Please state how many lines in the records contain the string "JSON", with no words besides the number.

· · · · ·

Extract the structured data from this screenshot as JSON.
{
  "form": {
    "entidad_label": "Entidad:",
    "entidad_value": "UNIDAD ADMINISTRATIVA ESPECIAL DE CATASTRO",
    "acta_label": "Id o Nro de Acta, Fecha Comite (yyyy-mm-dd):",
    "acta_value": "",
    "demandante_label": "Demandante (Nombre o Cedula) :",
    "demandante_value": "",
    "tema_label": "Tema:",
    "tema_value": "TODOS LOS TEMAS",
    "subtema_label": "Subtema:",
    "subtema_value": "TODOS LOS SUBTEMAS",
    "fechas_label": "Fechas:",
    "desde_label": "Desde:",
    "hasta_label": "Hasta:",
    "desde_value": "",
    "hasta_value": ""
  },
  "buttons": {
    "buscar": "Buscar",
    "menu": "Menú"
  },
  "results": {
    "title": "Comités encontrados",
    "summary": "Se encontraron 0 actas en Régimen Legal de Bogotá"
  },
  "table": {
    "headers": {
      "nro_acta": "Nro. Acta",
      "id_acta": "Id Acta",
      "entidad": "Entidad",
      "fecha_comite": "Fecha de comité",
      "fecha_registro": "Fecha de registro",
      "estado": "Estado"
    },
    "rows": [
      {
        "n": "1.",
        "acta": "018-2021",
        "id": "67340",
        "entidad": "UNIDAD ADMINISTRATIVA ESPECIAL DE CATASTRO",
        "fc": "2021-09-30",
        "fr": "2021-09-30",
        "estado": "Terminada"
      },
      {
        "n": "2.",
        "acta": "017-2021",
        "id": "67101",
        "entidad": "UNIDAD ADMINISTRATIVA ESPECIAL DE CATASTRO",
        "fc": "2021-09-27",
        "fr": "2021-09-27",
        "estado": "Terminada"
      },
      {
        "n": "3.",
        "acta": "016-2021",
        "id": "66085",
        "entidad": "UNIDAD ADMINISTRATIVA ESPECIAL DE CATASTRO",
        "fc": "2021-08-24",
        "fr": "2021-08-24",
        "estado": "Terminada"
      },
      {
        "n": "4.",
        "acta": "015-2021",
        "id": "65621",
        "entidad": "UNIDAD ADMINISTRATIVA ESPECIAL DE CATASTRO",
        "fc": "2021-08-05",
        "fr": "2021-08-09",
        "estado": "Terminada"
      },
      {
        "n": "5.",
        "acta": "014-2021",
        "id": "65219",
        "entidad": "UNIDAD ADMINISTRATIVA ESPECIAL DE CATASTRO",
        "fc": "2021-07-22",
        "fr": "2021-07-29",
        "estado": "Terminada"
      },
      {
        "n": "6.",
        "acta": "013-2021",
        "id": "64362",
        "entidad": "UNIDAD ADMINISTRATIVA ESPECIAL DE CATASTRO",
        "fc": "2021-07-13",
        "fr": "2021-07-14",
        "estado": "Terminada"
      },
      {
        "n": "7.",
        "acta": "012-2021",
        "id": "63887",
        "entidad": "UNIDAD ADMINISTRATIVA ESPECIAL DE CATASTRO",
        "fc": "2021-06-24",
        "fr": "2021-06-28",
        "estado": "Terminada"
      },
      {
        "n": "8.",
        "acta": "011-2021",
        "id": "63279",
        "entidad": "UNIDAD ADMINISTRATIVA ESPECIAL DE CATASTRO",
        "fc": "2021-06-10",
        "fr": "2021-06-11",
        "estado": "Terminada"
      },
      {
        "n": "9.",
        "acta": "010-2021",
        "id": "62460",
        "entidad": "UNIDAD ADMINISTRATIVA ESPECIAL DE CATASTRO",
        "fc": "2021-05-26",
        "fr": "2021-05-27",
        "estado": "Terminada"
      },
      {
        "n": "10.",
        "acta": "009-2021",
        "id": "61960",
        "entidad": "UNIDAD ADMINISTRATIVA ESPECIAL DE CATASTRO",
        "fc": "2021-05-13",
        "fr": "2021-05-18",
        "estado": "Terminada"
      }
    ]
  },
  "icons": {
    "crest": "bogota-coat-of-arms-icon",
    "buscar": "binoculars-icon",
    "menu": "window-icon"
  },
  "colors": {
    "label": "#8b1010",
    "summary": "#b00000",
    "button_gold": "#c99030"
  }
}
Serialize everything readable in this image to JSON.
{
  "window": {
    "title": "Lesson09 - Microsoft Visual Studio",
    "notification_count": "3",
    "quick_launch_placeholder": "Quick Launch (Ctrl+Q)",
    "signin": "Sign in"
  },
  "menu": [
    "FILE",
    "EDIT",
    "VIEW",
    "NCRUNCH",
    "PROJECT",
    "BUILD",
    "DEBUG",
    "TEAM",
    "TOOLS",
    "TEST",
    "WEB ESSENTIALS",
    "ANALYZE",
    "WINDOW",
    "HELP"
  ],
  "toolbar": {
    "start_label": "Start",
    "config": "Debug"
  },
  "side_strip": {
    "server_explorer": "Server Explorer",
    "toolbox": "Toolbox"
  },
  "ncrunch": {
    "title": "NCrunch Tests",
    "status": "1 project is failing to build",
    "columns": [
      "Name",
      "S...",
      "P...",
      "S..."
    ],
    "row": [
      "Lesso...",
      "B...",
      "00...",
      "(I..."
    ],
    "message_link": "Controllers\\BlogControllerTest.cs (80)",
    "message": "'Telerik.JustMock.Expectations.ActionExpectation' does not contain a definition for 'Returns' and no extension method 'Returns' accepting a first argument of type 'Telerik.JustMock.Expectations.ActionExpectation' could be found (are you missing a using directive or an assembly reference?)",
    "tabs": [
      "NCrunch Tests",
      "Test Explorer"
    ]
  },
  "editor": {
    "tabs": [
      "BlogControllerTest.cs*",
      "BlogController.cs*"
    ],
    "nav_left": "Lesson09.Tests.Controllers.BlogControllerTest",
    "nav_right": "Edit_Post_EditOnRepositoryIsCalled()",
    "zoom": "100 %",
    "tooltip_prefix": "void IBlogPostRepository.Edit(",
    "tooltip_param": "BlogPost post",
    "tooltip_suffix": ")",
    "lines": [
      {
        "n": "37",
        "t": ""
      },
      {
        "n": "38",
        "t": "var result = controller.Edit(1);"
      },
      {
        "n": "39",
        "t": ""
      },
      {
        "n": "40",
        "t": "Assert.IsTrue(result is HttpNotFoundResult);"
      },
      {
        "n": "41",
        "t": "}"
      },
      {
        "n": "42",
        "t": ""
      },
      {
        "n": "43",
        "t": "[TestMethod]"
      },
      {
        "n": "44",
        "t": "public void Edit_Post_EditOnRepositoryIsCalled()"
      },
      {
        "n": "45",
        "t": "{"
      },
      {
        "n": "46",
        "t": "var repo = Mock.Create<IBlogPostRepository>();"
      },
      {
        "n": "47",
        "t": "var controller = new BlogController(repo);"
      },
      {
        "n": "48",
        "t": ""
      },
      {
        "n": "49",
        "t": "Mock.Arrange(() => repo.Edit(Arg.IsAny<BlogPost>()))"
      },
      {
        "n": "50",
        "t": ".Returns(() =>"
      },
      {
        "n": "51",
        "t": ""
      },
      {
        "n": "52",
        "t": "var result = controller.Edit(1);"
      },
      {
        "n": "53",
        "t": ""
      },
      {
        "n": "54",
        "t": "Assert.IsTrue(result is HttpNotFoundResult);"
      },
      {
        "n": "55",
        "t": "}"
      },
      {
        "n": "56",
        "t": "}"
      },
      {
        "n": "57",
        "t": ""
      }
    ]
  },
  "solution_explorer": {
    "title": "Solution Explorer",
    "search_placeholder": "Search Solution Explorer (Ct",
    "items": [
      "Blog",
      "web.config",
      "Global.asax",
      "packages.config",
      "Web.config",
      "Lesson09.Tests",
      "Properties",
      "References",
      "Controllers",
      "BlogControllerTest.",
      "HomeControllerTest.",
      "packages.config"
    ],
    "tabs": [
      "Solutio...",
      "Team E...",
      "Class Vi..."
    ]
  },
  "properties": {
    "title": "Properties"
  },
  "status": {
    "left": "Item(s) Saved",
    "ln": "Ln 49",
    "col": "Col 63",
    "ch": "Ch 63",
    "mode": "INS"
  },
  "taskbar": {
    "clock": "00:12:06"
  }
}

· · · · ·

• **Result of the task**: 2